Dataset rows about figures:
START
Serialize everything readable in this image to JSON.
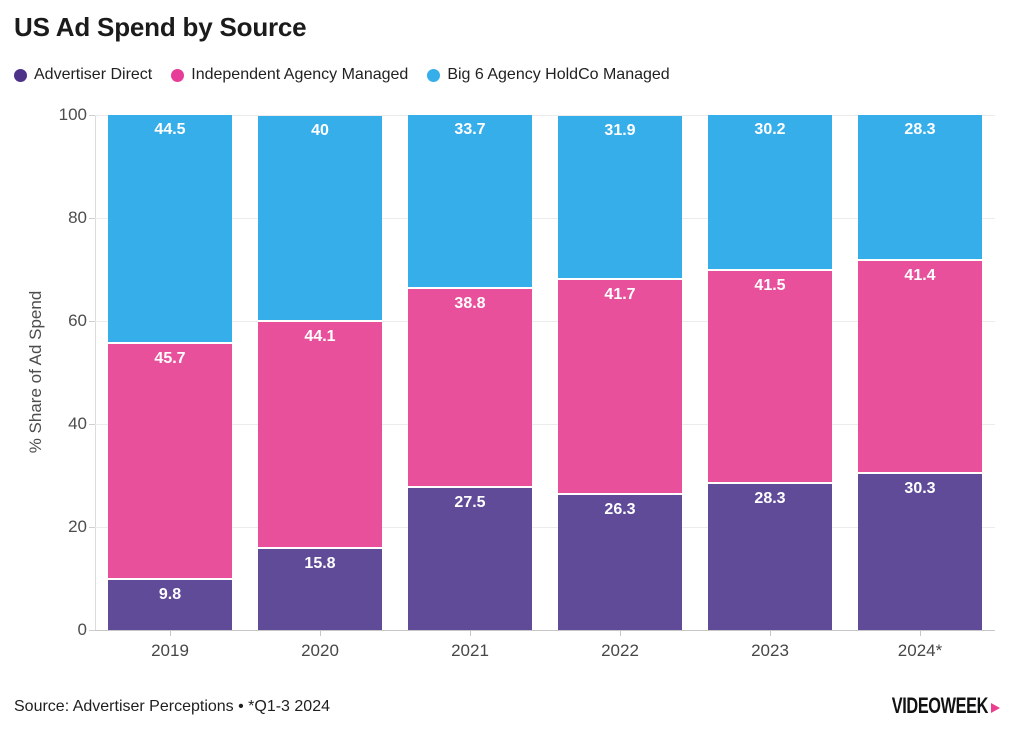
{
  "title": "US Ad Spend by Source",
  "chart_data": {
    "type": "bar",
    "stacked": true,
    "title": "US Ad Spend by Source",
    "categories": [
      "2019",
      "2020",
      "2021",
      "2022",
      "2023",
      "2024*"
    ],
    "series": [
      {
        "name": "Advertiser Direct",
        "color": "#5f4b98",
        "dot_color": "#4e3189",
        "values": [
          9.8,
          15.8,
          27.5,
          26.3,
          28.3,
          30.3
        ]
      },
      {
        "name": "Independent Agency Managed",
        "color": "#e8509c",
        "dot_color": "#e73c97",
        "values": [
          45.7,
          44.1,
          38.8,
          41.7,
          41.5,
          41.4
        ]
      },
      {
        "name": "Big 6 Agency HoldCo Managed",
        "color": "#36aeea",
        "dot_color": "#36aeea",
        "values": [
          44.5,
          40,
          33.7,
          31.9,
          30.2,
          28.3
        ]
      }
    ],
    "xlabel": "",
    "ylabel": "% Share of Ad Spend",
    "ylim": [
      0,
      100
    ],
    "yticks": [
      0,
      20,
      40,
      60,
      80,
      100
    ],
    "grid": true,
    "legend_position": "top",
    "value_label_color": "#ffffff"
  },
  "footer": {
    "source": "Source: Advertiser Perceptions • *Q1-3 2024",
    "logo": "VIDEOWEEK"
  }
}
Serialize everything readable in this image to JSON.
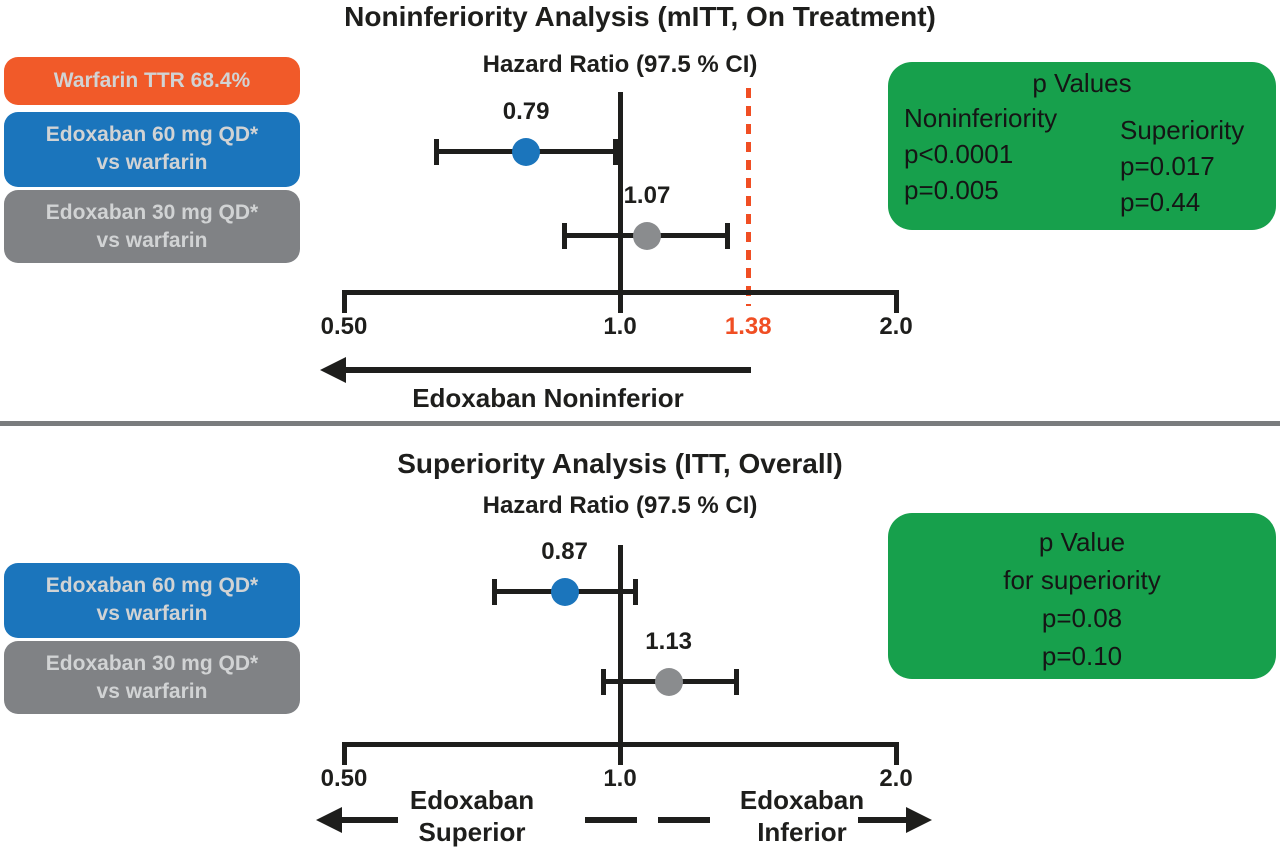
{
  "figure": {
    "divider_color": "#7A7C7E",
    "ink_color": "#1E1E1C",
    "chip_text_color": "#D1D3D4"
  },
  "chart_data": [
    {
      "type": "forest",
      "panel": "top",
      "title": "Noninferiority Analysis (mITT, On Treatment)",
      "subtitle": "Hazard Ratio (97.5 % CI)",
      "x_axis": {
        "scale": "log",
        "xlim": [
          0.5,
          2.0
        ],
        "ticks": [
          {
            "value": 0.5,
            "label": "0.50"
          },
          {
            "value": 1.0,
            "label": "1.0"
          },
          {
            "value": 2.0,
            "label": "2.0"
          }
        ],
        "reference_value": 1.0,
        "noninferiority_margin": {
          "value": 1.38,
          "label": "1.38",
          "color": "#F04E23",
          "style": "dashed"
        }
      },
      "legend": [
        {
          "lines": [
            "Warfarin TTR 68.4%"
          ],
          "color": "#F15A29"
        },
        {
          "lines": [
            "Edoxaban 60 mg QD*",
            "vs warfarin"
          ],
          "color": "#1B75BC"
        },
        {
          "lines": [
            "Edoxaban 30 mg QD*",
            "vs warfarin"
          ],
          "color": "#808285"
        }
      ],
      "rows": [
        {
          "group": "Edoxaban 60 mg QD* vs warfarin",
          "hr": 0.79,
          "hr_label": "0.79",
          "ci_low": 0.63,
          "ci_high": 0.99,
          "color": "#1B75BC"
        },
        {
          "group": "Edoxaban 30 mg QD* vs warfarin",
          "hr": 1.07,
          "hr_label": "1.07",
          "ci_low": 0.87,
          "ci_high": 1.31,
          "color": "#8A8C8E"
        }
      ],
      "direction_arrow": {
        "text": "Edoxaban Noninferior",
        "points": "left",
        "from": 1.38,
        "to": 0.5
      },
      "p_value_box": {
        "color": "#17A04C",
        "title": "p Values",
        "columns": [
          {
            "header": "Noninferiority",
            "values": [
              "p<0.0001",
              "p=0.005"
            ]
          },
          {
            "header": "Superiority",
            "values": [
              "p=0.017",
              "p=0.44"
            ]
          }
        ]
      }
    },
    {
      "type": "forest",
      "panel": "bottom",
      "title": "Superiority Analysis (ITT, Overall)",
      "subtitle": "Hazard Ratio (97.5 % CI)",
      "x_axis": {
        "scale": "log",
        "xlim": [
          0.5,
          2.0
        ],
        "ticks": [
          {
            "value": 0.5,
            "label": "0.50"
          },
          {
            "value": 1.0,
            "label": "1.0"
          },
          {
            "value": 2.0,
            "label": "2.0"
          }
        ],
        "reference_value": 1.0
      },
      "legend": [
        {
          "lines": [
            "Edoxaban 60 mg QD*",
            "vs warfarin"
          ],
          "color": "#1B75BC"
        },
        {
          "lines": [
            "Edoxaban 30 mg QD*",
            "vs warfarin"
          ],
          "color": "#808285"
        }
      ],
      "rows": [
        {
          "group": "Edoxaban 60 mg QD* vs warfarin",
          "hr": 0.87,
          "hr_label": "0.87",
          "ci_low": 0.73,
          "ci_high": 1.04,
          "color": "#1B75BC"
        },
        {
          "group": "Edoxaban 30 mg QD* vs warfarin",
          "hr": 1.13,
          "hr_label": "1.13",
          "ci_low": 0.96,
          "ci_high": 1.34,
          "color": "#8A8C8E"
        }
      ],
      "direction_arrows": [
        {
          "text_lines": [
            "Edoxaban",
            "Superior"
          ],
          "points": "left"
        },
        {
          "text_lines": [
            "Edoxaban",
            "Inferior"
          ],
          "points": "right"
        }
      ],
      "p_value_box": {
        "color": "#17A04C",
        "lines": [
          "p Value",
          "for superiority",
          "p=0.08",
          "p=0.10"
        ]
      }
    }
  ]
}
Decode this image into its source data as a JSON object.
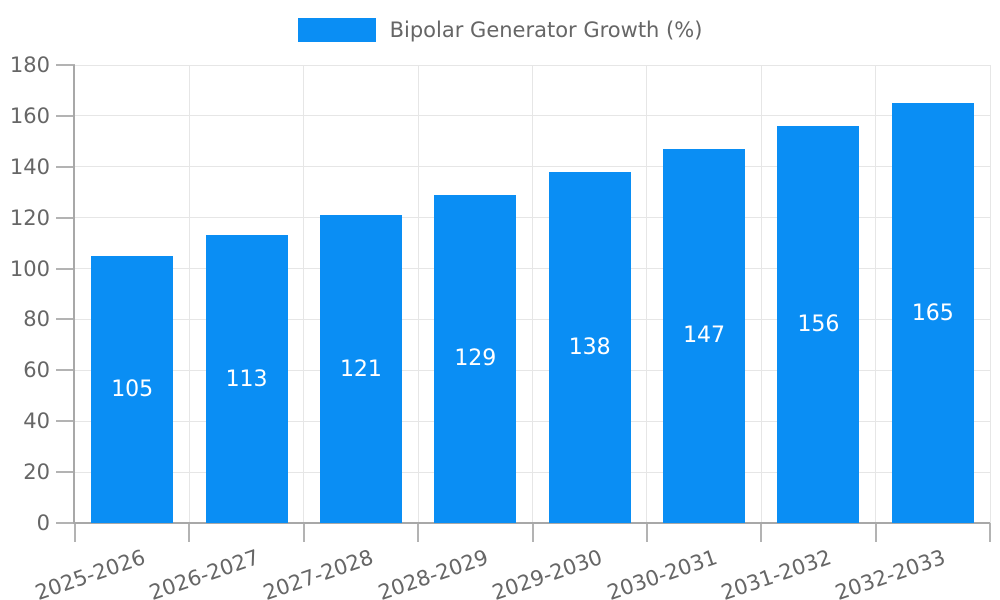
{
  "chart_data": {
    "type": "bar",
    "title": "",
    "legend": {
      "label": "Bipolar Generator Growth (%)",
      "position": "top"
    },
    "categories": [
      "2025-2026",
      "2026-2027",
      "2027-2028",
      "2028-2029",
      "2029-2030",
      "2030-2031",
      "2031-2032",
      "2032-2033"
    ],
    "series": [
      {
        "name": "Bipolar Generator Growth (%)",
        "values": [
          105,
          113,
          121,
          129,
          138,
          147,
          156,
          165
        ]
      }
    ],
    "value_labels_shown": true,
    "xlabel": "",
    "ylabel": "",
    "ylim": [
      0,
      180
    ],
    "yticks": [
      0,
      20,
      40,
      60,
      80,
      100,
      120,
      140,
      160,
      180
    ],
    "grid": true,
    "legend_position": "top",
    "colors": {
      "bar": "#0a8ef4",
      "value_label": "#ffffff",
      "tick_label": "#666666",
      "gridline": "#e6e6e6",
      "tick_mark": "#b3b3b3",
      "axis_line": "#a8a8a8",
      "background": "#ffffff"
    }
  }
}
END
■ Short exercise ■
Copy each line above precisely, dropping the pictures.

■ Final result ■
Serialize everything readable in this image to JSON.
{
  "title": "US Ad Spend by Source",
  "chart_data": {
    "type": "bar",
    "stacked": true,
    "title": "US Ad Spend by Source",
    "categories": [
      "2019",
      "2020",
      "2021",
      "2022",
      "2023",
      "2024*"
    ],
    "series": [
      {
        "name": "Advertiser Direct",
        "color": "#5f4b98",
        "dot_color": "#4e3189",
        "values": [
          9.8,
          15.8,
          27.5,
          26.3,
          28.3,
          30.3
        ]
      },
      {
        "name": "Independent Agency Managed",
        "color": "#e8509c",
        "dot_color": "#e73c97",
        "values": [
          45.7,
          44.1,
          38.8,
          41.7,
          41.5,
          41.4
        ]
      },
      {
        "name": "Big 6 Agency HoldCo Managed",
        "color": "#36aeea",
        "dot_color": "#36aeea",
        "values": [
          44.5,
          40,
          33.7,
          31.9,
          30.2,
          28.3
        ]
      }
    ],
    "xlabel": "",
    "ylabel": "% Share of Ad Spend",
    "ylim": [
      0,
      100
    ],
    "yticks": [
      0,
      20,
      40,
      60,
      80,
      100
    ],
    "grid": true,
    "legend_position": "top",
    "value_label_color": "#ffffff"
  },
  "footer": {
    "source": "Source: Advertiser Perceptions • *Q1-3 2024",
    "logo": "VIDEOWEEK"
  }
}
Serialize everything readable in this image to JSON.
{
  "figure": {
    "divider_color": "#7A7C7E",
    "ink_color": "#1E1E1C",
    "chip_text_color": "#D1D3D4"
  },
  "chart_data": [
    {
      "type": "forest",
      "panel": "top",
      "title": "Noninferiority Analysis (mITT, On Treatment)",
      "subtitle": "Hazard Ratio (97.5 % CI)",
      "x_axis": {
        "scale": "log",
        "xlim": [
          0.5,
          2.0
        ],
        "ticks": [
          {
            "value": 0.5,
            "label": "0.50"
          },
          {
            "value": 1.0,
            "label": "1.0"
          },
          {
            "value": 2.0,
            "label": "2.0"
          }
        ],
        "reference_value": 1.0,
        "noninferiority_margin": {
          "value": 1.38,
          "label": "1.38",
          "color": "#F04E23",
          "style": "dashed"
        }
      },
      "legend": [
        {
          "lines": [
            "Warfarin TTR 68.4%"
          ],
          "color": "#F15A29"
        },
        {
          "lines": [
            "Edoxaban 60 mg QD*",
            "vs warfarin"
          ],
          "color": "#1B75BC"
        },
        {
          "lines": [
            "Edoxaban 30 mg QD*",
            "vs warfarin"
          ],
          "color": "#808285"
        }
      ],
      "rows": [
        {
          "group": "Edoxaban 60 mg QD* vs warfarin",
          "hr": 0.79,
          "hr_label": "0.79",
          "ci_low": 0.63,
          "ci_high": 0.99,
          "color": "#1B75BC"
        },
        {
          "group": "Edoxaban 30 mg QD* vs warfarin",
          "hr": 1.07,
          "hr_label": "1.07",
          "ci_low": 0.87,
          "ci_high": 1.31,
          "color": "#8A8C8E"
        }
      ],
      "direction_arrow": {
        "text": "Edoxaban Noninferior",
        "points": "left",
        "from": 1.38,
        "to": 0.5
      },
      "p_value_box": {
        "color": "#17A04C",
        "title": "p Values",
        "columns": [
          {
            "header": "Noninferiority",
            "values": [
              "p<0.0001",
              "p=0.005"
            ]
          },
          {
            "header": "Superiority",
            "values": [
              "p=0.017",
              "p=0.44"
            ]
          }
        ]
      }
    },
    {
      "type": "forest",
      "panel": "bottom",
      "title": "Superiority Analysis (ITT, Overall)",
      "subtitle": "Hazard Ratio (97.5 % CI)",
      "x_axis": {
        "scale": "log",
        "xlim": [
          0.5,
          2.0
        ],
        "ticks": [
          {
            "value": 0.5,
            "label": "0.50"
          },
          {
            "value": 1.0,
            "label": "1.0"
          },
          {
            "value": 2.0,
            "label": "2.0"
          }
        ],
        "reference_value": 1.0
      },
      "legend": [
        {
          "lines": [
            "Edoxaban 60 mg QD*",
            "vs warfarin"
          ],
          "color": "#1B75BC"
        },
        {
          "lines": [
            "Edoxaban 30 mg QD*",
            "vs warfarin"
          ],
          "color": "#808285"
        }
      ],
      "rows": [
        {
          "group": "Edoxaban 60 mg QD* vs warfarin",
          "hr": 0.87,
          "hr_label": "0.87",
          "ci_low": 0.73,
          "ci_high": 1.04,
          "color": "#1B75BC"
        },
        {
          "group": "Edoxaban 30 mg QD* vs warfarin",
          "hr": 1.13,
          "hr_label": "1.13",
          "ci_low": 0.96,
          "ci_high": 1.34,
          "color": "#8A8C8E"
        }
      ],
      "direction_arrows": [
        {
          "text_lines": [
            "Edoxaban",
            "Superior"
          ],
          "points": "left"
        },
        {
          "text_lines": [
            "Edoxaban",
            "Inferior"
          ],
          "points": "right"
        }
      ],
      "p_value_box": {
        "color": "#17A04C",
        "lines": [
          "p Value",
          "for superiority",
          "p=0.08",
          "p=0.10"
        ]
      }
    }
  ]
}
Decode this image into its source data as a JSON object.
{
  "chart_data": {
    "type": "bar",
    "title": "",
    "legend": {
      "label": "Bipolar Generator Growth (%)",
      "position": "top"
    },
    "categories": [
      "2025-2026",
      "2026-2027",
      "2027-2028",
      "2028-2029",
      "2029-2030",
      "2030-2031",
      "2031-2032",
      "2032-2033"
    ],
    "series": [
      {
        "name": "Bipolar Generator Growth (%)",
        "values": [
          105,
          113,
          121,
          129,
          138,
          147,
          156,
          165
        ]
      }
    ],
    "value_labels_shown": true,
    "xlabel": "",
    "ylabel": "",
    "ylim": [
      0,
      180
    ],
    "yticks": [
      0,
      20,
      40,
      60,
      80,
      100,
      120,
      140,
      160,
      180
    ],
    "grid": true,
    "legend_position": "top",
    "colors": {
      "bar": "#0a8ef4",
      "value_label": "#ffffff",
      "tick_label": "#666666",
      "gridline": "#e6e6e6",
      "tick_mark": "#b3b3b3",
      "axis_line": "#a8a8a8",
      "background": "#ffffff"
    }
  }
}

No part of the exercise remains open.